*Problem details*:
Pull every line with the word "this" out of the entries below.

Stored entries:
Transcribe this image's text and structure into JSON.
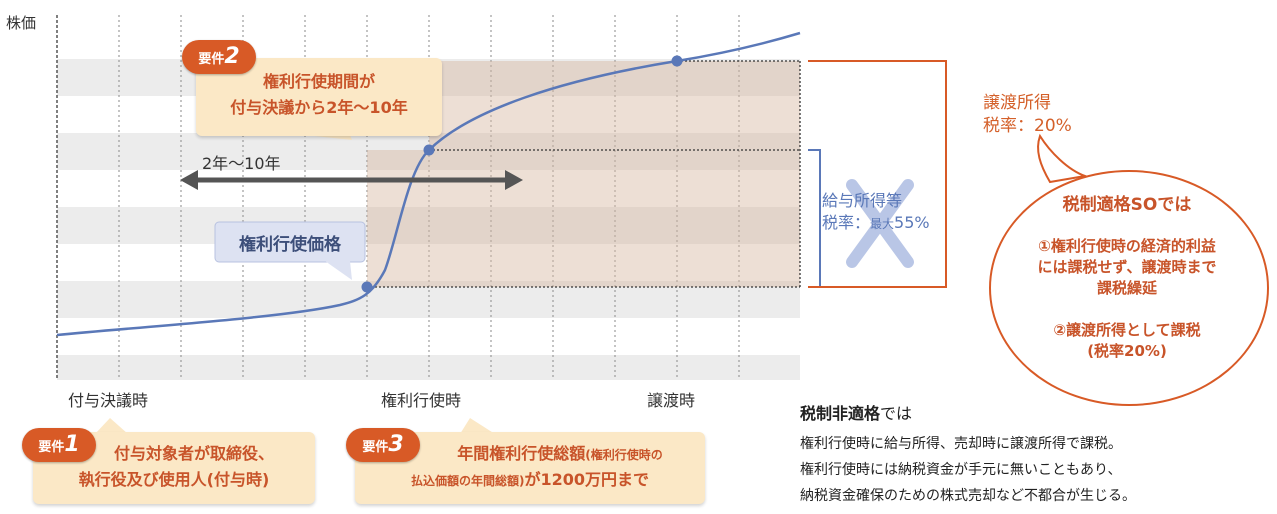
{
  "y_axis_label": "株価",
  "x_labels": {
    "grant": "付与決議時",
    "exercise": "権利行使時",
    "transfer": "譲渡時"
  },
  "period_label": "2年〜10年",
  "exercise_price_label": "権利行使価格",
  "salary_income": {
    "line1": "給与所得等",
    "line2_prefix": "税率：",
    "line2_small": "最大",
    "line2_value": "55%"
  },
  "transfer_income": {
    "line1": "譲渡所得",
    "line2": "税率：20%"
  },
  "requirement_2": {
    "badge_prefix": "要件",
    "badge_number": "2",
    "line1": "権利行使期間が",
    "line2": "付与決議から2年〜10年"
  },
  "requirement_1": {
    "badge_prefix": "要件",
    "badge_number": "1",
    "line1": "付与対象者が取締役、",
    "line2": "執行役及び使用人(付与時)"
  },
  "requirement_3": {
    "badge_prefix": "要件",
    "badge_number": "3",
    "line1_main": "年間権利行使総額",
    "line1_small": "(権利行使時の",
    "line2_small": "払込価額の年間総額)",
    "line2_main": "が1200万円まで"
  },
  "qualified": {
    "title": "税制適格SOでは",
    "item1_line1": "①権利行使時の経済的利益",
    "item1_line2": "には課税せず、譲渡時まで",
    "item1_line3": "課税繰延",
    "item2_line1": "②譲渡所得として課税",
    "item2_line2": "(税率20%)"
  },
  "non_qualified": {
    "title_bold": "税制非適格",
    "title_rest": "では",
    "line1": "権利行使時に給与所得、売却時に譲渡所得で課税。",
    "line2": "権利行使時には納税資金が手元に無いこともあり、",
    "line3": "納税資金確保のための株式売却など不都合が生じる。"
  },
  "colors": {
    "orange": "#d85a26",
    "blue_line": "#5a78b8",
    "card_fill": "#fbe8c6",
    "price_box": "#dde2f2"
  },
  "icons": {
    "cross": "large-x-cross-icon",
    "arrow": "double-headed-arrow-icon"
  }
}
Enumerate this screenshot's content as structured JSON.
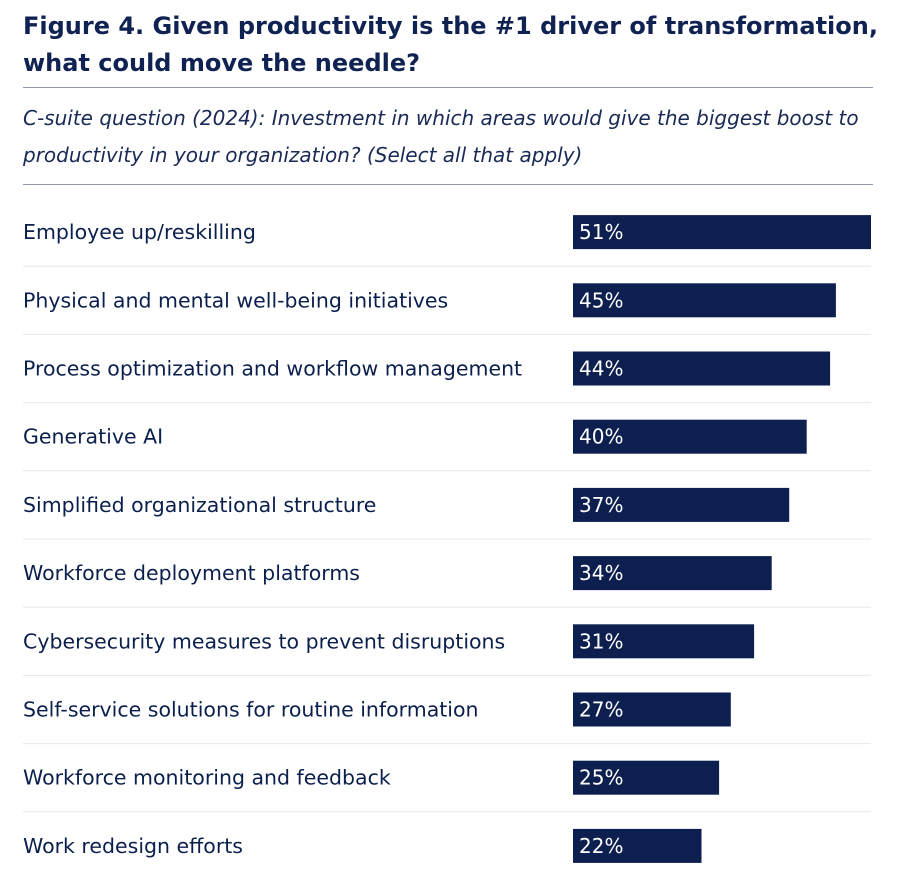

*Exercise result*:
Transcribe this image's text and structure into JSON.
Enumerate this screenshot's content as structured JSON.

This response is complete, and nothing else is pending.